#### Entries supplied:
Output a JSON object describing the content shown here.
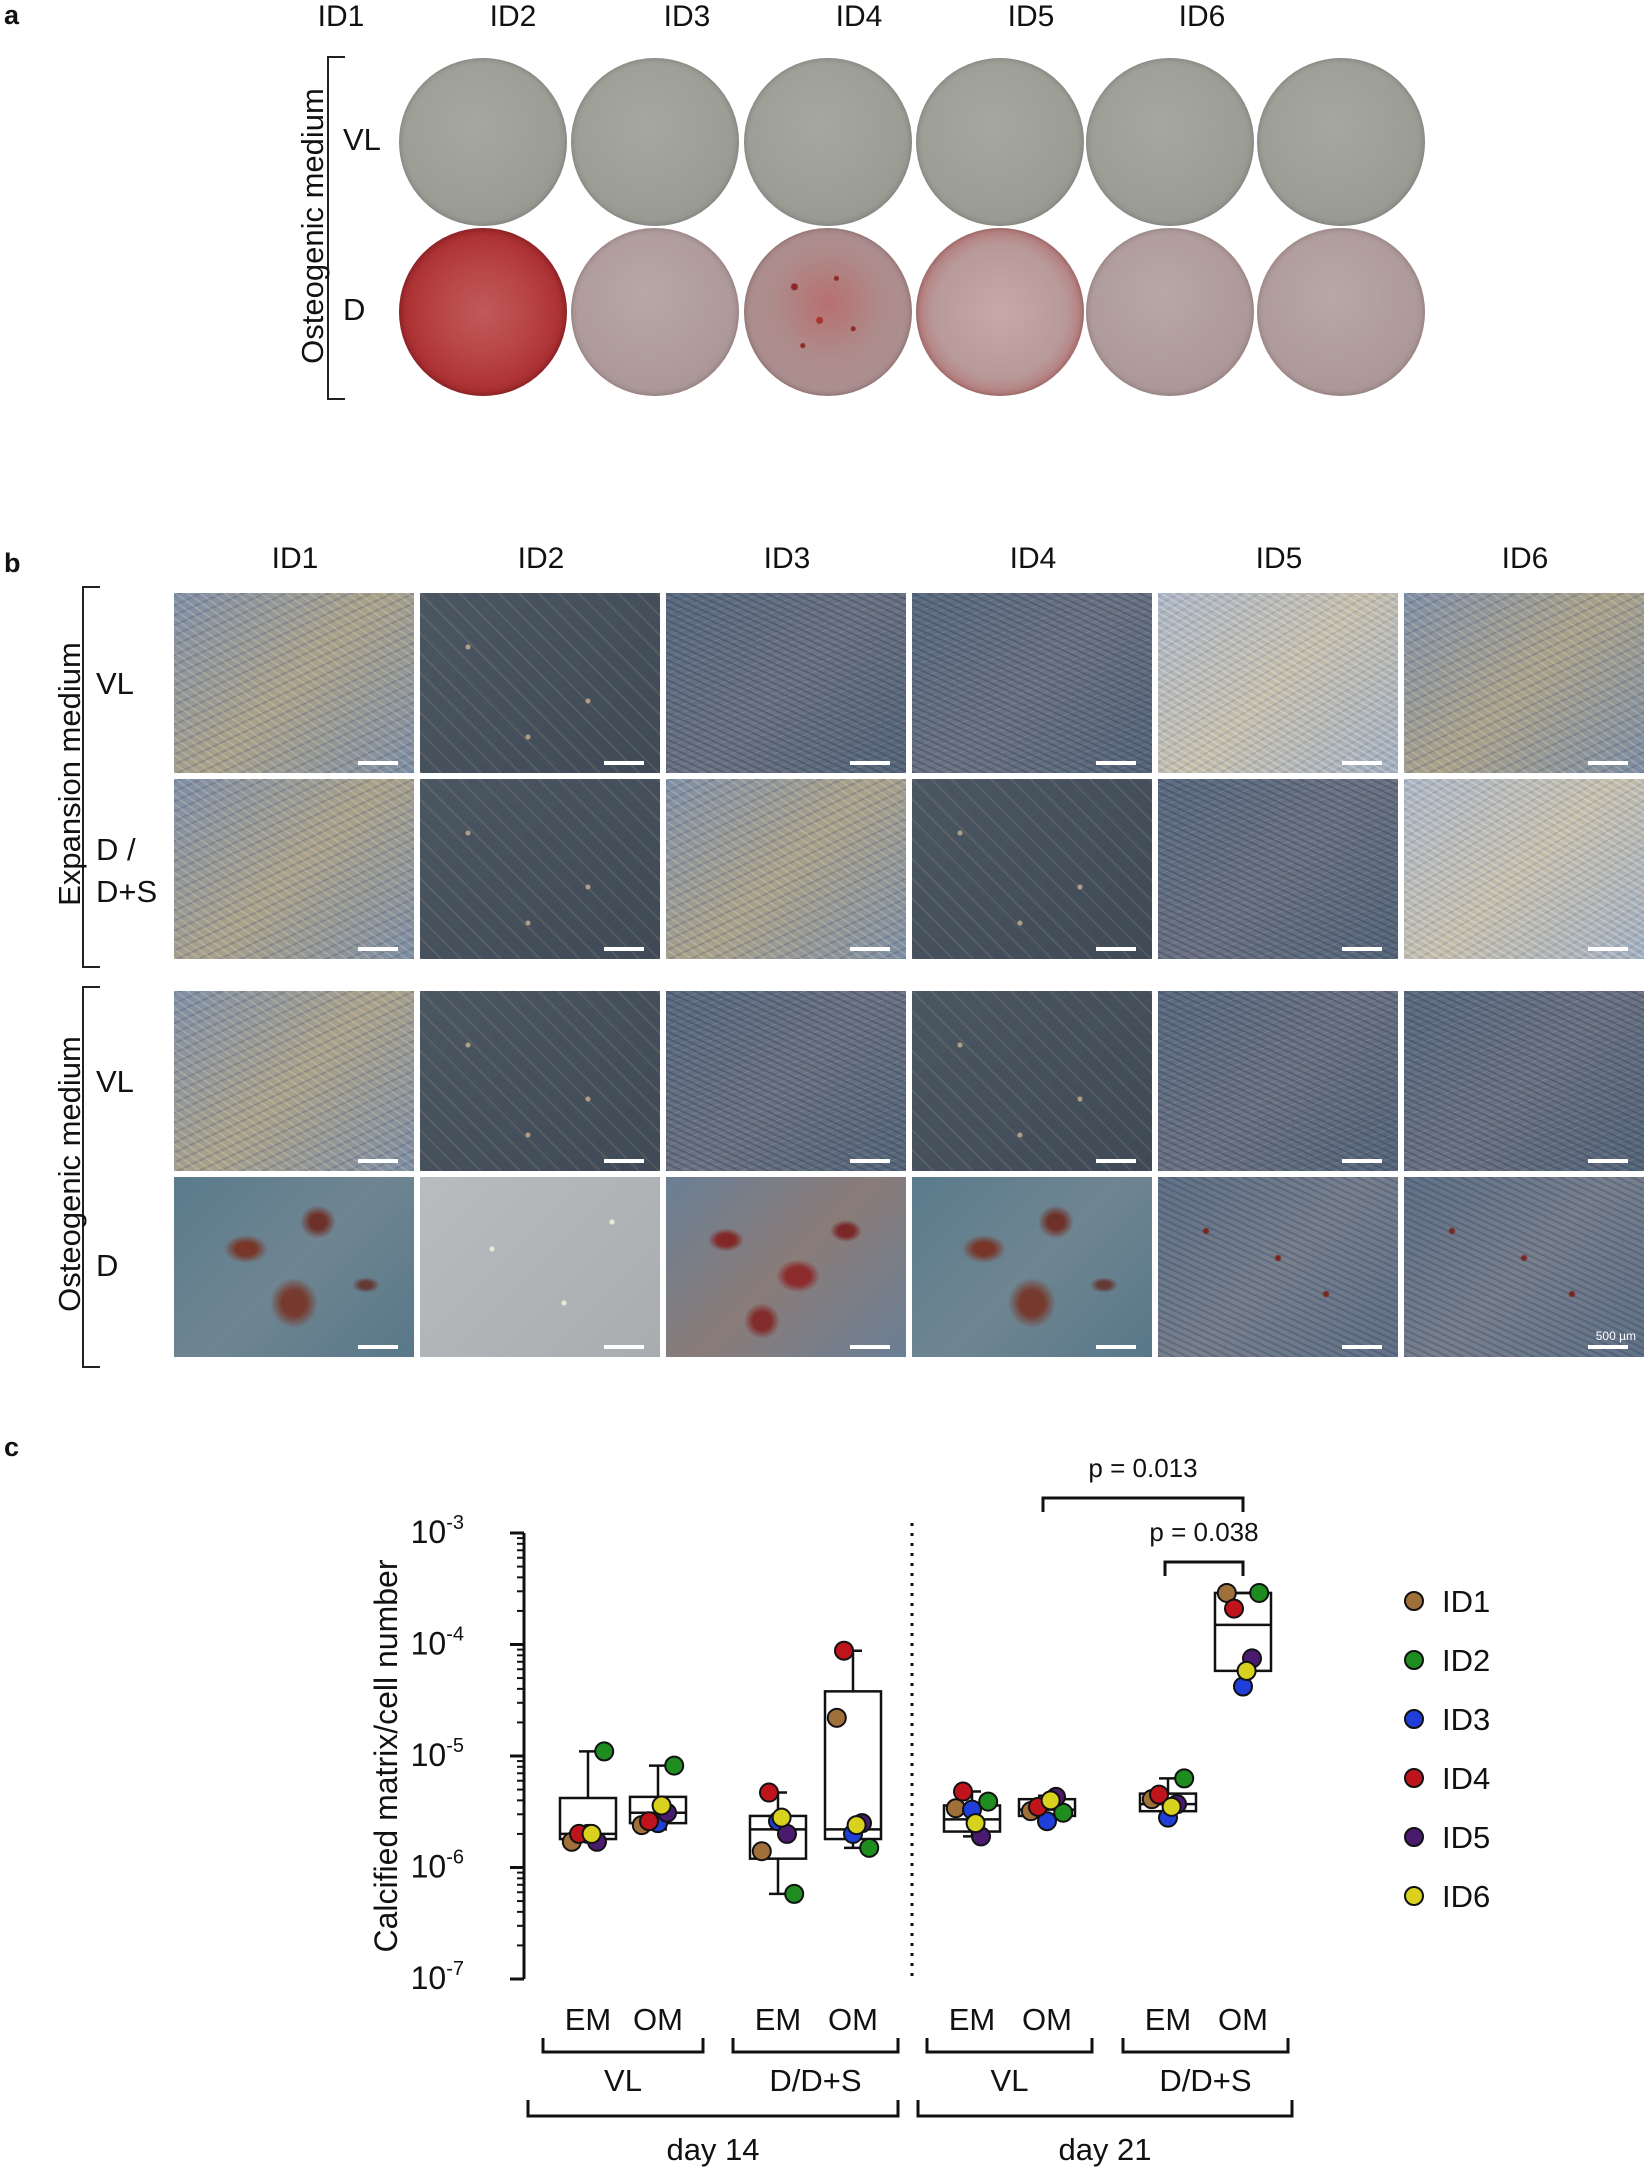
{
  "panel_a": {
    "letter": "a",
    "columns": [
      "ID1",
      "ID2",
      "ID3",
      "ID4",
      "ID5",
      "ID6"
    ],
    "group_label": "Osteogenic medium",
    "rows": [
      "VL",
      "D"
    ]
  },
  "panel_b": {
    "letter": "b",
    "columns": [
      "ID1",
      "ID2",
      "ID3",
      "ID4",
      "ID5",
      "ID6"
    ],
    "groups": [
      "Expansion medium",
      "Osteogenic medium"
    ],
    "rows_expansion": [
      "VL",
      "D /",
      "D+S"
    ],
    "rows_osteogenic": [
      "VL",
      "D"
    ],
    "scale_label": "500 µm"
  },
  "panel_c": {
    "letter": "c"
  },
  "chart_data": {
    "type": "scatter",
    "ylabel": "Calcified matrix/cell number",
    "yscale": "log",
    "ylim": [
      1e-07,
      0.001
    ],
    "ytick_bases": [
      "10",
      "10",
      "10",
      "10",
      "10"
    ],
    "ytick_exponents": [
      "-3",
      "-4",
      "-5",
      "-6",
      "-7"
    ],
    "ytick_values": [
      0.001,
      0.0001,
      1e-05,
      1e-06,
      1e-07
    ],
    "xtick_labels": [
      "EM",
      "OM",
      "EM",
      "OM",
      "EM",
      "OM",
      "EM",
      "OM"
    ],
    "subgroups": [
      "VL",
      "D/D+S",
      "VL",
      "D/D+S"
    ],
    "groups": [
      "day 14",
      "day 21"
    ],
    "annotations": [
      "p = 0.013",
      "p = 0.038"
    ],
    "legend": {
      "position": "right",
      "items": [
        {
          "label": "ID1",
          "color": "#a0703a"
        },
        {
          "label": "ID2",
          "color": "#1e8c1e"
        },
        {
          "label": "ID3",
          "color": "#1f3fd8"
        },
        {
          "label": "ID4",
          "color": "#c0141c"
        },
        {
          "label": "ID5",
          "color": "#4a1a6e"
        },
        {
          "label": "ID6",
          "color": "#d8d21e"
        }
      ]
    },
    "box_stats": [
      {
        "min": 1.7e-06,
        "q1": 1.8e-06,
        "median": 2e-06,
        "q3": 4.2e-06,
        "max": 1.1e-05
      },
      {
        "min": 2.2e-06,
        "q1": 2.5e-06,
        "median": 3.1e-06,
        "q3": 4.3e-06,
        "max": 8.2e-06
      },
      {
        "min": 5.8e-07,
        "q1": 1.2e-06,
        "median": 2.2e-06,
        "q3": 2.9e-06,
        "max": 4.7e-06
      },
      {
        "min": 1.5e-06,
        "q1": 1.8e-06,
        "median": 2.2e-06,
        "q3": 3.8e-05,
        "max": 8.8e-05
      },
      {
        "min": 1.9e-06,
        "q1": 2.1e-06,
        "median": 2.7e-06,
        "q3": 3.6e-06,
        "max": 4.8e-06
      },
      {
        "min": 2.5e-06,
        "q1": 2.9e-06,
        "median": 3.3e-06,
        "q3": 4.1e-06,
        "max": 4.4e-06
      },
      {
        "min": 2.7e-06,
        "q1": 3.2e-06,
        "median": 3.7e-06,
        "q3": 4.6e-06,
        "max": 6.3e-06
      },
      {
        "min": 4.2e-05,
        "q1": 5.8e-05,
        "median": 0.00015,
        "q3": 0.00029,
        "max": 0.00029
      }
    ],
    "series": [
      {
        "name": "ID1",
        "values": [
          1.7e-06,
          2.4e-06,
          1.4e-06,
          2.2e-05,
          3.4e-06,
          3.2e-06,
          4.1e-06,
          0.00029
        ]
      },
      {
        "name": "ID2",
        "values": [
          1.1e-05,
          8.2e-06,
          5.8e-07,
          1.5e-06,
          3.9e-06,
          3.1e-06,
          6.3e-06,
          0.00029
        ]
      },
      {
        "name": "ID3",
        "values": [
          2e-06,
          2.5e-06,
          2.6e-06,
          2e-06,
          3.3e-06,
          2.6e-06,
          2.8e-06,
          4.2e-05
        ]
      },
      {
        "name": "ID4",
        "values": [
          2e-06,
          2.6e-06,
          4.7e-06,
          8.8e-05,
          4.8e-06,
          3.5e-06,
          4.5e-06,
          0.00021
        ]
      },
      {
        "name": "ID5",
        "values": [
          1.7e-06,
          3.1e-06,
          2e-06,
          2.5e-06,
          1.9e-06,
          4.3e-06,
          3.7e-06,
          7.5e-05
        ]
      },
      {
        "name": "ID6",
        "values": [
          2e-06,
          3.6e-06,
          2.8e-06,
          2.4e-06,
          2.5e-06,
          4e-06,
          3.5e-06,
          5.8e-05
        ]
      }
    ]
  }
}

--

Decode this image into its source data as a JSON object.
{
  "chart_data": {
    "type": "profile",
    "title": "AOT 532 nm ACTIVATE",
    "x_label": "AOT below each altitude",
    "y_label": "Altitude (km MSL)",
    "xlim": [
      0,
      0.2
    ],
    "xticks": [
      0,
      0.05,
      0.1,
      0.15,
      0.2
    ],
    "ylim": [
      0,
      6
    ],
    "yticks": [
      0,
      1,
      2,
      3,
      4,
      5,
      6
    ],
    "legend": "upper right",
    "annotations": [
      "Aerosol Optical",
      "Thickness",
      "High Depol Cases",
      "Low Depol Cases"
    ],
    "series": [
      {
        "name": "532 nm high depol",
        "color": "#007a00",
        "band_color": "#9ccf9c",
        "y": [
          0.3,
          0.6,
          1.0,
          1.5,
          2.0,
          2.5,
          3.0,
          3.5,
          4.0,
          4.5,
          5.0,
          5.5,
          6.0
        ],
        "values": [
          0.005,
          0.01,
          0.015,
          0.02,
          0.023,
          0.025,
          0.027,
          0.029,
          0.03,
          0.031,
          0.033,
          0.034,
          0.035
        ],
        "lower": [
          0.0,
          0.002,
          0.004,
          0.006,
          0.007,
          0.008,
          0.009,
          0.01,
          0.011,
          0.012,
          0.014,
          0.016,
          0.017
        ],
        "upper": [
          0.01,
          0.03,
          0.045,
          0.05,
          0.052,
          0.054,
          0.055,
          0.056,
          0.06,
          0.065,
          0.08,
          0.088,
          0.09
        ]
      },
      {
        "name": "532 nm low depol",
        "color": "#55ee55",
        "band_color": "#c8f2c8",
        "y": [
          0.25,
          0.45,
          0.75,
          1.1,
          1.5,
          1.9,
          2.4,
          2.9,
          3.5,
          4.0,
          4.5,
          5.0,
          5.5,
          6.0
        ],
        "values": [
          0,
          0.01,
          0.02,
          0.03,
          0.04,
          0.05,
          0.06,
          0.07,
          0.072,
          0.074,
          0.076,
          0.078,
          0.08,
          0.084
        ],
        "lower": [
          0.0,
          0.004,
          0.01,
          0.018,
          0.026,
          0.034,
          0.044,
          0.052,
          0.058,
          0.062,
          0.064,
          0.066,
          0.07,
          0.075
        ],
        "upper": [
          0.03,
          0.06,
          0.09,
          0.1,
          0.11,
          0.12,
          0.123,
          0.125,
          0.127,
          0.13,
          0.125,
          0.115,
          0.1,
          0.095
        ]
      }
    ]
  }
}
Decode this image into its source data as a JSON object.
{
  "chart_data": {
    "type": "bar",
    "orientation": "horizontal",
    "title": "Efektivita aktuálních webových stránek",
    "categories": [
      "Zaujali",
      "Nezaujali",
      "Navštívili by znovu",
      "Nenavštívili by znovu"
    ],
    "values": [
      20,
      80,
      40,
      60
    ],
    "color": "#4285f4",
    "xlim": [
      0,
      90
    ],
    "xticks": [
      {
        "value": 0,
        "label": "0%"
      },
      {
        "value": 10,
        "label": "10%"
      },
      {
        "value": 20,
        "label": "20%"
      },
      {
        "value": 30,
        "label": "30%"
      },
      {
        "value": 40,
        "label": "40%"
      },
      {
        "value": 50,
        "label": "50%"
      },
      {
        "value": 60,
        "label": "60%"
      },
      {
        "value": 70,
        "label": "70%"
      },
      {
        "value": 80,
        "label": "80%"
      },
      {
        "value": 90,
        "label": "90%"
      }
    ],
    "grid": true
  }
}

#### What is expected:
Track down every line of the material containing the string "name", and copy it.

#### Written answer:
        "name": "ID1",
        "name": "ID2",
        "name": "ID3",
        "name": "ID4",
        "name": "ID5",
        "name": "ID6",
        "name": "532 nm high depol",
        "name": "532 nm low depol",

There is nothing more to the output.